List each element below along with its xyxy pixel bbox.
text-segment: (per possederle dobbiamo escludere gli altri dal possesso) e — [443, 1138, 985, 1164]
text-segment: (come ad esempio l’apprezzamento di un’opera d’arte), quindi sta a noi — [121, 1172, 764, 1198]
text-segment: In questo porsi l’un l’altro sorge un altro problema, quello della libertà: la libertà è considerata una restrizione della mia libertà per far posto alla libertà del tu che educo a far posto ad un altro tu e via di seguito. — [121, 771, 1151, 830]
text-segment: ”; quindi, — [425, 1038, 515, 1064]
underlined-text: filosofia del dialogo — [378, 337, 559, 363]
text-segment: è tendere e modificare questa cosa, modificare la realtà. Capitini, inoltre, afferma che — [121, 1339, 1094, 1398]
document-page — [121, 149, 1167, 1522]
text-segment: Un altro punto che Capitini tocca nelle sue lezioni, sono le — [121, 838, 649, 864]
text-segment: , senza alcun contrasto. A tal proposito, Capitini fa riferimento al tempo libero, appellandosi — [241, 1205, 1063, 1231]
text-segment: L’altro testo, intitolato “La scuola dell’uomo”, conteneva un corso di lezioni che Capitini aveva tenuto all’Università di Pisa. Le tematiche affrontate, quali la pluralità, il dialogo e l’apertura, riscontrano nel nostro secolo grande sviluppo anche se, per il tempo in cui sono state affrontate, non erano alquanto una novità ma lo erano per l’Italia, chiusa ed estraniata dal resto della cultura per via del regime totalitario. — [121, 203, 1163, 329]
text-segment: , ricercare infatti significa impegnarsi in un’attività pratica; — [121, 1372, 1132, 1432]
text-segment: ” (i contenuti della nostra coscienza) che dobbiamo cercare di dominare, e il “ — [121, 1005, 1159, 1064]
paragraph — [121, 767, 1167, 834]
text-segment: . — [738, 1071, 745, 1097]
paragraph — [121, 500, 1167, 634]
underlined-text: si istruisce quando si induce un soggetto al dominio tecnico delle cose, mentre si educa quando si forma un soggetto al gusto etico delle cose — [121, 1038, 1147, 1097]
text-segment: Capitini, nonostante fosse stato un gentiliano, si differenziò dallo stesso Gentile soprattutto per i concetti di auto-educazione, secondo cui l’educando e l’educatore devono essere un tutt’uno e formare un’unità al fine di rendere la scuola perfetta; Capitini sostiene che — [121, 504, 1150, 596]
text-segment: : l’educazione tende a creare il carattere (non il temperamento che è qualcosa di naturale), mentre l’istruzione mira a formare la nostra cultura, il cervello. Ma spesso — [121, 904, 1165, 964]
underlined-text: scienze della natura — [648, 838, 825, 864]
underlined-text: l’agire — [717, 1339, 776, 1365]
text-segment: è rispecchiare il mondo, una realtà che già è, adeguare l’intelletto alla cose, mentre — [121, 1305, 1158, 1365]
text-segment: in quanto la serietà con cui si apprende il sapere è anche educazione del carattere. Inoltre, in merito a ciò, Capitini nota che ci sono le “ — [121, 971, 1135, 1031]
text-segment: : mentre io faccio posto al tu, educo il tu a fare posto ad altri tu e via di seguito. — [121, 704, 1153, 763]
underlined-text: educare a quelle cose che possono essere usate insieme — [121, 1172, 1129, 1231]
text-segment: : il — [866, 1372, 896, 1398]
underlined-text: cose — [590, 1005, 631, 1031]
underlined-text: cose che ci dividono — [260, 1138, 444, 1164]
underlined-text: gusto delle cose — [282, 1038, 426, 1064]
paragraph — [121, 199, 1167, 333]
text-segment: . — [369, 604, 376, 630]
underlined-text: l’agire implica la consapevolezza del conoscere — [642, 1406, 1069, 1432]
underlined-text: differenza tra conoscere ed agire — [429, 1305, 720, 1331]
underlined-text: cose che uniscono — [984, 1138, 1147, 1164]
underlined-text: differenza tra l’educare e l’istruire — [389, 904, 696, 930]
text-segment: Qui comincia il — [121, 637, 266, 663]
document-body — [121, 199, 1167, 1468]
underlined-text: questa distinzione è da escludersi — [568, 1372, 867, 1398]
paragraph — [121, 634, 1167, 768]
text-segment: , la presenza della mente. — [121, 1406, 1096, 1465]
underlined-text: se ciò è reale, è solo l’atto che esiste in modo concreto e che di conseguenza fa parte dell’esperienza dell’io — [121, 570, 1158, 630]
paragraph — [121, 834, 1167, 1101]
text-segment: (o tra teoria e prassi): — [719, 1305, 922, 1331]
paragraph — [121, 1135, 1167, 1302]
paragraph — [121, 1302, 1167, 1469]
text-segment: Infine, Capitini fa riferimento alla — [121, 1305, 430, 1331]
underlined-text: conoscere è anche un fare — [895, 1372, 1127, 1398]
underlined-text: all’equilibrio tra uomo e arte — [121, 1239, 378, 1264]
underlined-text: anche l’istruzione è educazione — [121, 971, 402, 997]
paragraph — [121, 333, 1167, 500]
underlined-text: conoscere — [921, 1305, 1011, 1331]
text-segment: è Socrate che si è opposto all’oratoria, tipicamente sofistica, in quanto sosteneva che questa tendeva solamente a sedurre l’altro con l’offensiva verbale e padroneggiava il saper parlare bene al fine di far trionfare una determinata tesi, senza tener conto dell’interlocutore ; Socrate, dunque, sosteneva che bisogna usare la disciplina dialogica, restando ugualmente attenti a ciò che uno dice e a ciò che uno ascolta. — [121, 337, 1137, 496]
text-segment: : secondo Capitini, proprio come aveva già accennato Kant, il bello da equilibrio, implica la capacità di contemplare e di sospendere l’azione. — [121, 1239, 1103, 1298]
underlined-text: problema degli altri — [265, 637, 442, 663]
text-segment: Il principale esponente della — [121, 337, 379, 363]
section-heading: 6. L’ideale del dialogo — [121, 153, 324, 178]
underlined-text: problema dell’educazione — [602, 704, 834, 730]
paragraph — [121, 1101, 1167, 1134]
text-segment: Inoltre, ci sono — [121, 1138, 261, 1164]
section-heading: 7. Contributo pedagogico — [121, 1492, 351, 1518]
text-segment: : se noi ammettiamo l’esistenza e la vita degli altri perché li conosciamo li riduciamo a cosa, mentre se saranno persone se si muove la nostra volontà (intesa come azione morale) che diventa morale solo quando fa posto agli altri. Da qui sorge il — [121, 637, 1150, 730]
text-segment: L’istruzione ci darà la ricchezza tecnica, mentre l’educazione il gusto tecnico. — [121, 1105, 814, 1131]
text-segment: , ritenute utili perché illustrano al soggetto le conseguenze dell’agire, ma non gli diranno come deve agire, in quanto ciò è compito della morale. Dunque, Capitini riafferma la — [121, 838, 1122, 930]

====================

* Given exercise: Copy out every line of the material above, word for word.

* Result of the exercise:
List each element below along with its xyxy pixel bbox.
text-segment: (per possederle dobbiamo escludere gli altri dal possesso) e — [443, 1138, 985, 1164]
text-segment: (come ad esempio l’apprezzamento di un’opera d’arte), quindi sta a noi — [121, 1172, 764, 1198]
text-segment: In questo porsi l’un l’altro sorge un altro problema, quello della libertà: la libertà è considerata una restrizione della mia libertà per far posto alla libertà del tu che educo a far posto ad un altro tu e via di seguito. — [121, 771, 1151, 830]
text-segment: ”; quindi, — [425, 1038, 515, 1064]
underlined-text: filosofia del dialogo — [378, 337, 559, 363]
text-segment: è tendere e modificare questa cosa, modificare la realtà. Capitini, inoltre, afferma che — [121, 1339, 1094, 1398]
document-page — [121, 149, 1167, 1522]
text-segment: Un altro punto che Capitini tocca nelle sue lezioni, sono le — [121, 838, 649, 864]
text-segment: , senza alcun contrasto. A tal proposito, Capitini fa riferimento al tempo libero, appellandosi — [241, 1205, 1063, 1231]
text-segment: L’altro testo, intitolato “La scuola dell’uomo”, conteneva un corso di lezioni che Capitini aveva tenuto all’Università di Pisa. Le tematiche affrontate, quali la pluralità, il dialogo e l’apertura, riscontrano nel nostro secolo grande sviluppo anche se, per il tempo in cui sono state affrontate, non erano alquanto una novità ma lo erano per l’Italia, chiusa ed estraniata dal resto della cultura per via del regime totalitario. — [121, 203, 1163, 329]
text-segment: , ricercare infatti significa impegnarsi in un’attività pratica; — [121, 1372, 1132, 1432]
text-segment: ” (i contenuti della nostra coscienza) che dobbiamo cercare di dominare, e il “ — [121, 1005, 1159, 1064]
paragraph — [121, 767, 1167, 834]
text-segment: . — [738, 1071, 745, 1097]
paragraph — [121, 500, 1167, 634]
underlined-text: si istruisce quando si induce un soggetto al dominio tecnico delle cose, mentre si educa quando si forma un soggetto al gusto etico delle cose — [121, 1038, 1147, 1097]
text-segment: Capitini, nonostante fosse stato un gentiliano, si differenziò dallo stesso Gentile soprattutto per i concetti di auto-educazione, secondo cui l’educando e l’educatore devono essere un tutt’uno e formare un’unità al fine di rendere la scuola perfetta; Capitini sostiene che — [121, 504, 1150, 596]
text-segment: : l’educazione tende a creare il carattere (non il temperamento che è qualcosa di naturale), mentre l’istruzione mira a formare la nostra cultura, il cervello. Ma spesso — [121, 904, 1165, 964]
underlined-text: scienze della natura — [648, 838, 825, 864]
underlined-text: l’agire — [717, 1339, 776, 1365]
text-segment: è rispecchiare il mondo, una realtà che già è, adeguare l’intelletto alla cose, mentre — [121, 1305, 1158, 1365]
text-segment: in quanto la serietà con cui si apprende il sapere è anche educazione del carattere. Inoltre, in merito a ciò, Capitini nota che ci sono le “ — [121, 971, 1135, 1031]
text-segment: : mentre io faccio posto al tu, educo il tu a fare posto ad altri tu e via di seguito. — [121, 704, 1153, 763]
underlined-text: educare a quelle cose che possono essere usate insieme — [121, 1172, 1129, 1231]
text-segment: : il — [866, 1372, 896, 1398]
underlined-text: cose — [590, 1005, 631, 1031]
underlined-text: cose che ci dividono — [260, 1138, 444, 1164]
underlined-text: gusto delle cose — [282, 1038, 426, 1064]
paragraph — [121, 199, 1167, 333]
text-segment: . — [369, 604, 376, 630]
underlined-text: l’agire implica la consapevolezza del conoscere — [642, 1406, 1069, 1432]
underlined-text: differenza tra conoscere ed agire — [429, 1305, 720, 1331]
underlined-text: cose che uniscono — [984, 1138, 1147, 1164]
underlined-text: differenza tra l’educare e l’istruire — [389, 904, 696, 930]
text-segment: Qui comincia il — [121, 637, 266, 663]
document-body — [121, 199, 1167, 1468]
underlined-text: questa distinzione è da escludersi — [568, 1372, 867, 1398]
paragraph — [121, 634, 1167, 768]
text-segment: , la presenza della mente. — [121, 1406, 1096, 1465]
underlined-text: se ciò è reale, è solo l’atto che esiste in modo concreto e che di conseguenza fa parte dell’esperienza dell’io — [121, 570, 1158, 630]
paragraph — [121, 834, 1167, 1101]
text-segment: (o tra teoria e prassi): — [719, 1305, 922, 1331]
paragraph — [121, 1135, 1167, 1302]
paragraph — [121, 1302, 1167, 1469]
text-segment: Infine, Capitini fa riferimento alla — [121, 1305, 430, 1331]
underlined-text: conoscere è anche un fare — [895, 1372, 1127, 1398]
underlined-text: all’equilibrio tra uomo e arte — [121, 1239, 378, 1264]
underlined-text: anche l’istruzione è educazione — [121, 971, 402, 997]
paragraph — [121, 333, 1167, 500]
underlined-text: conoscere — [921, 1305, 1011, 1331]
text-segment: è Socrate che si è opposto all’oratoria, tipicamente sofistica, in quanto sosteneva che questa tendeva solamente a sedurre l’altro con l’offensiva verbale e padroneggiava il saper parlare bene al fine di far trionfare una determinata tesi, senza tener conto dell’interlocutore ; Socrate, dunque, sosteneva che bisogna usare la disciplina dialogica, restando ugualmente attenti a ciò che uno dice e a ciò che uno ascolta. — [121, 337, 1137, 496]
text-segment: : secondo Capitini, proprio come aveva già accennato Kant, il bello da equilibrio, implica la capacità di contemplare e di sospendere l’azione. — [121, 1239, 1103, 1298]
underlined-text: problema degli altri — [265, 637, 442, 663]
text-segment: Il principale esponente della — [121, 337, 379, 363]
section-heading: 6. L’ideale del dialogo — [121, 153, 324, 178]
underlined-text: problema dell’educazione — [602, 704, 834, 730]
paragraph — [121, 1101, 1167, 1134]
text-segment: Inoltre, ci sono — [121, 1138, 261, 1164]
section-heading: 7. Contributo pedagogico — [121, 1492, 351, 1518]
text-segment: : se noi ammettiamo l’esistenza e la vita degli altri perché li conosciamo li riduciamo a cosa, mentre se saranno persone se si muove la nostra volontà (intesa come azione morale) che diventa morale solo quando fa posto agli altri. Da qui sorge il — [121, 637, 1150, 730]
text-segment: L’istruzione ci darà la ricchezza tecnica, mentre l’educazione il gusto tecnico. — [121, 1105, 814, 1131]
text-segment: , ritenute utili perché illustrano al soggetto le conseguenze dell’agire, ma non gli diranno come deve agire, in quanto ciò è compito della morale. Dunque, Capitini riafferma la — [121, 838, 1122, 930]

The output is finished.